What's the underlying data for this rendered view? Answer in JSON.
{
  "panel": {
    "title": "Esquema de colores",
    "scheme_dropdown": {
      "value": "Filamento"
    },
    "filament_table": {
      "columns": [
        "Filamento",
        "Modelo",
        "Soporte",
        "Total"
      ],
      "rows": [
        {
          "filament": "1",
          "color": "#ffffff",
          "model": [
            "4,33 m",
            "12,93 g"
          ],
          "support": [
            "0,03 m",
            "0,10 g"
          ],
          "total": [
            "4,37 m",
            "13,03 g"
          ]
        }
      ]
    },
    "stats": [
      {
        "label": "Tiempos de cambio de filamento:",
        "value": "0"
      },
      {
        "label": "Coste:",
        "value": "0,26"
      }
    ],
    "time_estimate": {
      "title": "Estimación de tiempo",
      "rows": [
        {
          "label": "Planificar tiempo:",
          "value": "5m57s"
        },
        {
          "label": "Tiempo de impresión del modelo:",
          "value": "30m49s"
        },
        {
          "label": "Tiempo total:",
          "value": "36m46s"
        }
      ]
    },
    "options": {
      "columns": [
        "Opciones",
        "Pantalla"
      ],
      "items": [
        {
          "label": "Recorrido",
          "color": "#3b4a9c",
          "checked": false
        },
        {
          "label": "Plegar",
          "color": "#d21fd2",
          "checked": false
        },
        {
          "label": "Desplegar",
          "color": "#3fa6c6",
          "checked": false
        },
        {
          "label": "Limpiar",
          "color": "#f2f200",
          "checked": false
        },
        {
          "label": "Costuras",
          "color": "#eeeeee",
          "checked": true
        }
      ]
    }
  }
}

******************************

### What the task requires:
Extract all the entries word for word.

### Output:
What's the underlying data for this rendered view? Answer in JSON.
{
  "panel": {
    "title": "Esquema de colores",
    "scheme_dropdown": {
      "value": "Filamento"
    },
    "filament_table": {
      "columns": [
        "Filamento",
        "Modelo",
        "Soporte",
        "Total"
      ],
      "rows": [
        {
          "filament": "1",
          "color": "#ffffff",
          "model": [
            "4,33 m",
            "12,93 g"
          ],
          "support": [
            "0,03 m",
            "0,10 g"
          ],
          "total": [
            "4,37 m",
            "13,03 g"
          ]
        }
      ]
    },
    "stats": [
      {
        "label": "Tiempos de cambio de filamento:",
        "value": "0"
      },
      {
        "label": "Coste:",
        "value": "0,26"
      }
    ],
    "time_estimate": {
      "title": "Estimación de tiempo",
      "rows": [
        {
          "label": "Planificar tiempo:",
          "value": "5m57s"
        },
        {
          "label": "Tiempo de impresión del modelo:",
          "value": "30m49s"
        },
        {
          "label": "Tiempo total:",
          "value": "36m46s"
        }
      ]
    },
    "options": {
      "columns": [
        "Opciones",
        "Pantalla"
      ],
      "items": [
        {
          "label": "Recorrido",
          "color": "#3b4a9c",
          "checked": false
        },
        {
          "label": "Plegar",
          "color": "#d21fd2",
          "checked": false
        },
        {
          "label": "Desplegar",
          "color": "#3fa6c6",
          "checked": false
        },
        {
          "label": "Limpiar",
          "color": "#f2f200",
          "checked": false
        },
        {
          "label": "Costuras",
          "color": "#eeeeee",
          "checked": true
        }
      ]
    }
  }
}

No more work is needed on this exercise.